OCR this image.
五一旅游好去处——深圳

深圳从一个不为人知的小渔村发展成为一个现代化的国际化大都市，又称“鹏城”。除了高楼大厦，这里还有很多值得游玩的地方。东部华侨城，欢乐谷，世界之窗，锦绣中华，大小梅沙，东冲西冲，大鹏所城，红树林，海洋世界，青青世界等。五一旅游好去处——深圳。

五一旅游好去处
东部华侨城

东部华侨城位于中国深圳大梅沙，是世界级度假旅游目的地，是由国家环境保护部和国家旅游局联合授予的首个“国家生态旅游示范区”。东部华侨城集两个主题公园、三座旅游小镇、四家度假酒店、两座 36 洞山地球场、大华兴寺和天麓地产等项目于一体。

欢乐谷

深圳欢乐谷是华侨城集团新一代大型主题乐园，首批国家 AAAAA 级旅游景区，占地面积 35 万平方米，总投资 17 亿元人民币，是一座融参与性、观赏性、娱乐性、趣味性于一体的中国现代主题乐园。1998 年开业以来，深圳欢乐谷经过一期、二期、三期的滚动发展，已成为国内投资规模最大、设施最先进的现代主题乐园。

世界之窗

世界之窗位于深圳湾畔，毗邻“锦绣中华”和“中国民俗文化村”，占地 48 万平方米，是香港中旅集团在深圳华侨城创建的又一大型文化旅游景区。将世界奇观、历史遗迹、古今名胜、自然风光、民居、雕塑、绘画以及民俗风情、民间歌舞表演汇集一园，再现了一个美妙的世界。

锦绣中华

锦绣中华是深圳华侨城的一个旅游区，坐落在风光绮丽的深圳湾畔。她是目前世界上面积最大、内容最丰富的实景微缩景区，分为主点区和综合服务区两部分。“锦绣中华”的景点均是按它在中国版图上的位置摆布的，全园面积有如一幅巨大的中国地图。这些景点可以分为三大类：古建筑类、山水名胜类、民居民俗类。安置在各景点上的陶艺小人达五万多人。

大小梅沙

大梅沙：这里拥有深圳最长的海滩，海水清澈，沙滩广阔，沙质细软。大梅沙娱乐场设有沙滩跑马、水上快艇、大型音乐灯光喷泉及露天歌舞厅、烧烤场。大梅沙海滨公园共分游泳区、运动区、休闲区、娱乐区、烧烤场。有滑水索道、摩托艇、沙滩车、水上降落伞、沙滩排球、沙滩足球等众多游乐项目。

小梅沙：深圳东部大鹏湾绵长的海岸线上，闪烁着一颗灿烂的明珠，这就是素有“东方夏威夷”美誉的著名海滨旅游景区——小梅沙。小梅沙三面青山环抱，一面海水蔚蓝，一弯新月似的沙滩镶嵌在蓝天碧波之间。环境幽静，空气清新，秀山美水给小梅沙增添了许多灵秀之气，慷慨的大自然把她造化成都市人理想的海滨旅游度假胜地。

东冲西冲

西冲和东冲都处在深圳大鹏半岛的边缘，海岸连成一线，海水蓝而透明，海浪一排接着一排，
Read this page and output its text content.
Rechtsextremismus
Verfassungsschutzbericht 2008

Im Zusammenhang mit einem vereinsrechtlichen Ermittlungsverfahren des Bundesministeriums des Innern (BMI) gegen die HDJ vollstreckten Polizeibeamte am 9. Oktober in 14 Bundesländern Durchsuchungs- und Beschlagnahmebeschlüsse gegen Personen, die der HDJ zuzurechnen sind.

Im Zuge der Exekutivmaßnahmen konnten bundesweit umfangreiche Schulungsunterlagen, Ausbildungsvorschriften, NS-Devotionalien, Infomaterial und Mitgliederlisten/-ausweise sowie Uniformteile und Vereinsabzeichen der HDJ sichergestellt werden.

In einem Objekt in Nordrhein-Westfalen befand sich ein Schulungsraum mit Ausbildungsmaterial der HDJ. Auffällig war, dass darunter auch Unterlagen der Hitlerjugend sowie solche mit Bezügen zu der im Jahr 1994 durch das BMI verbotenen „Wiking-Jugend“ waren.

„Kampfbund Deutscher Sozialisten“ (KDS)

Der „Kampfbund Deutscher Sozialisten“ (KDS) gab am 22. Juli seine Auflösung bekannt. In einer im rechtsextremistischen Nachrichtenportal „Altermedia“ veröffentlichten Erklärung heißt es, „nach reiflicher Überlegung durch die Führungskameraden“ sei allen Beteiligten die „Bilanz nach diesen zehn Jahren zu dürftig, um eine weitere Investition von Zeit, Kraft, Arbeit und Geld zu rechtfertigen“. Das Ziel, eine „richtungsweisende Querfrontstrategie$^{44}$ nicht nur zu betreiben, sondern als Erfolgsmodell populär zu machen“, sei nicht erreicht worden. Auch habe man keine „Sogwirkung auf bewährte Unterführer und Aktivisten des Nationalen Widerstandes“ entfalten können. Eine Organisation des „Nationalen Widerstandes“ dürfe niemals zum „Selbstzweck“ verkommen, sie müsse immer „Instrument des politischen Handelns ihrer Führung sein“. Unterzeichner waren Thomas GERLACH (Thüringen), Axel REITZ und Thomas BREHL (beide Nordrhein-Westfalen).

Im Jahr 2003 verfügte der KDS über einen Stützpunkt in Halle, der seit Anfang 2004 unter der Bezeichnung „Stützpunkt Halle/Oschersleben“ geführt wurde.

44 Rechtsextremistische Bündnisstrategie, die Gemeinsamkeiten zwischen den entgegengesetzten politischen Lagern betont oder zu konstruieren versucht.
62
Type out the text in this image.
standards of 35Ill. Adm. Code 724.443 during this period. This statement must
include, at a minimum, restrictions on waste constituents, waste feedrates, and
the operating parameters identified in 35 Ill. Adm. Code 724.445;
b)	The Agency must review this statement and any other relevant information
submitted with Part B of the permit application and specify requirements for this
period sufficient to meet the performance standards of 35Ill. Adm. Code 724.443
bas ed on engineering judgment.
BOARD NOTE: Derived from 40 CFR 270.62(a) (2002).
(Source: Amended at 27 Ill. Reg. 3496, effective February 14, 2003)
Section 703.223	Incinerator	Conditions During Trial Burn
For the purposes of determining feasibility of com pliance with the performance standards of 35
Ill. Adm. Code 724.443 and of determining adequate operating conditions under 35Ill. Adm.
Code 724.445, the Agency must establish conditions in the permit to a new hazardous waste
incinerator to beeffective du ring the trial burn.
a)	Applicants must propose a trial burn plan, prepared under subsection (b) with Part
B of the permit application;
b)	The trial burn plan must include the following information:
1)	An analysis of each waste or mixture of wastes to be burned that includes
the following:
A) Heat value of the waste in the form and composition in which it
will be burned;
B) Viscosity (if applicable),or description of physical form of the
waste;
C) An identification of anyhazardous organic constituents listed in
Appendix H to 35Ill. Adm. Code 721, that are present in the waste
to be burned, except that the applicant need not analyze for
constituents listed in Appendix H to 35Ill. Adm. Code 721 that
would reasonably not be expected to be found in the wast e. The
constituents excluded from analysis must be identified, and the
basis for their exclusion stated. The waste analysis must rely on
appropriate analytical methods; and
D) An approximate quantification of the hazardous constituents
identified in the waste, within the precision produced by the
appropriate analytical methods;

- _CHALLENGE_
The records above should be repeated in full, exactly as given.

- _OUTPUT OF THE TASK_
OCR this image.
五一旅游好去处——深圳

深圳从一个不为人知的小渔村发展成为一个现代化的国际化大都市，又称“鹏城”。除了高楼大厦，这里还有很多值得游玩的地方。东部华侨城，欢乐谷，世界之窗，锦绣中华，大小梅沙，东冲西冲，大鹏所城，红树林，海洋世界，青青世界等。五一旅游好去处——深圳。

五一旅游好去处
东部华侨城

东部华侨城位于中国深圳大梅沙，是世界级度假旅游目的地，是由国家环境保护部和国家旅游局联合授予的首个“国家生态旅游示范区”。东部华侨城集两个主题公园、三座旅游小镇、四家度假酒店、两座 36 洞山地球场、大华兴寺和天麓地产等项目于一体。

欢乐谷

深圳欢乐谷是华侨城集团新一代大型主题乐园，首批国家 AAAAA 级旅游景区，占地面积 35 万平方米，总投资 17 亿元人民币，是一座融参与性、观赏性、娱乐性、趣味性于一体的中国现代主题乐园。1998 年开业以来，深圳欢乐谷经过一期、二期、三期的滚动发展，已成为国内投资规模最大、设施最先进的现代主题乐园。

世界之窗

世界之窗位于深圳湾畔，毗邻“锦绣中华”和“中国民俗文化村”，占地 48 万平方米，是香港中旅集团在深圳华侨城创建的又一大型文化旅游景区。将世界奇观、历史遗迹、古今名胜、自然风光、民居、雕塑、绘画以及民俗风情、民间歌舞表演汇集一园，再现了一个美妙的世界。

锦绣中华

锦绣中华是深圳华侨城的一个旅游区，坐落在风光绮丽的深圳湾畔。她是目前世界上面积最大、内容最丰富的实景微缩景区，分为主点区和综合服务区两部分。“锦绣中华”的景点均是按它在中国版图上的位置摆布的，全园面积有如一幅巨大的中国地图。这些景点可以分为三大类：古建筑类、山水名胜类、民居民俗类。安置在各景点上的陶艺小人达五万多人。

大小梅沙

大梅沙：这里拥有深圳最长的海滩，海水清澈，沙滩广阔，沙质细软。大梅沙娱乐场设有沙滩跑马、水上快艇、大型音乐灯光喷泉及露天歌舞厅、烧烤场。大梅沙海滨公园共分游泳区、运动区、休闲区、娱乐区、烧烤场。有滑水索道、摩托艇、沙滩车、水上降落伞、沙滩排球、沙滩足球等众多游乐项目。

小梅沙：深圳东部大鹏湾绵长的海岸线上，闪烁着一颗灿烂的明珠，这就是素有“东方夏威夷”美誉的著名海滨旅游景区——小梅沙。小梅沙三面青山环抱，一面海水蔚蓝，一弯新月似的沙滩镶嵌在蓝天碧波之间。环境幽静，空气清新，秀山美水给小梅沙增添了许多灵秀之气，慷慨的大自然把她造化成都市人理想的海滨旅游度假胜地。

东冲西冲

西冲和东冲都处在深圳大鹏半岛的边缘，海岸连成一线，海水蓝而透明，海浪一排接着一排，
Read this page and output its text content.
Rechtsextremismus
Verfassungsschutzbericht 2008

Im Zusammenhang mit einem vereinsrechtlichen Ermittlungsverfahren des Bundesministeriums des Innern (BMI) gegen die HDJ vollstreckten Polizeibeamte am 9. Oktober in 14 Bundesländern Durchsuchungs- und Beschlagnahmebeschlüsse gegen Personen, die der HDJ zuzurechnen sind.

Im Zuge der Exekutivmaßnahmen konnten bundesweit umfangreiche Schulungsunterlagen, Ausbildungsvorschriften, NS-Devotionalien, Infomaterial und Mitgliederlisten/-ausweise sowie Uniformteile und Vereinsabzeichen der HDJ sichergestellt werden.

In einem Objekt in Nordrhein-Westfalen befand sich ein Schulungsraum mit Ausbildungsmaterial der HDJ. Auffällig war, dass darunter auch Unterlagen der Hitlerjugend sowie solche mit Bezügen zu der im Jahr 1994 durch das BMI verbotenen „Wiking-Jugend“ waren.

„Kampfbund Deutscher Sozialisten“ (KDS)

Der „Kampfbund Deutscher Sozialisten“ (KDS) gab am 22. Juli seine Auflösung bekannt. In einer im rechtsextremistischen Nachrichtenportal „Altermedia“ veröffentlichten Erklärung heißt es, „nach reiflicher Überlegung durch die Führungskameraden“ sei allen Beteiligten die „Bilanz nach diesen zehn Jahren zu dürftig, um eine weitere Investition von Zeit, Kraft, Arbeit und Geld zu rechtfertigen“. Das Ziel, eine „richtungsweisende Querfrontstrategie$^{44}$ nicht nur zu betreiben, sondern als Erfolgsmodell populär zu machen“, sei nicht erreicht worden. Auch habe man keine „Sogwirkung auf bewährte Unterführer und Aktivisten des Nationalen Widerstandes“ entfalten können. Eine Organisation des „Nationalen Widerstandes“ dürfe niemals zum „Selbstzweck“ verkommen, sie müsse immer „Instrument des politischen Handelns ihrer Führung sein“. Unterzeichner waren Thomas GERLACH (Thüringen), Axel REITZ und Thomas BREHL (beide Nordrhein-Westfalen).

Im Jahr 2003 verfügte der KDS über einen Stützpunkt in Halle, der seit Anfang 2004 unter der Bezeichnung „Stützpunkt Halle/Oschersleben“ geführt wurde.

44 Rechtsextremistische Bündnisstrategie, die Gemeinsamkeiten zwischen den entgegengesetzten politischen Lagern betont oder zu konstruieren versucht.
62
Type out the text in this image.
standards of 35Ill. Adm. Code 724.443 during this period. This statement must
include, at a minimum, restrictions on waste constituents, waste feedrates, and
the operating parameters identified in 35 Ill. Adm. Code 724.445;
b)	The Agency must review this statement and any other relevant information
submitted with Part B of the permit application and specify requirements for this
period sufficient to meet the performance standards of 35Ill. Adm. Code 724.443
bas ed on engineering judgment.
BOARD NOTE: Derived from 40 CFR 270.62(a) (2002).
(Source: Amended at 27 Ill. Reg. 3496, effective February 14, 2003)
Section 703.223	Incinerator	Conditions During Trial Burn
For the purposes of determining feasibility of com pliance with the performance standards of 35
Ill. Adm. Code 724.443 and of determining adequate operating conditions under 35Ill. Adm.
Code 724.445, the Agency must establish conditions in the permit to a new hazardous waste
incinerator to beeffective du ring the trial burn.
a)	Applicants must propose a trial burn plan, prepared under subsection (b) with Part
B of the permit application;
b)	The trial burn plan must include the following information:
1)	An analysis of each waste or mixture of wastes to be burned that includes
the following:
A) Heat value of the waste in the form and composition in which it
will be burned;
B) Viscosity (if applicable),or description of physical form of the
waste;
C) An identification of anyhazardous organic constituents listed in
Appendix H to 35Ill. Adm. Code 721, that are present in the waste
to be burned, except that the applicant need not analyze for
constituents listed in Appendix H to 35Ill. Adm. Code 721 that
would reasonably not be expected to be found in the wast e. The
constituents excluded from analysis must be identified, and the
basis for their exclusion stated. The waste analysis must rely on
appropriate analytical methods; and
D) An approximate quantification of the hazardous constituents
identified in the waste, within the precision produced by the
appropriate analytical methods;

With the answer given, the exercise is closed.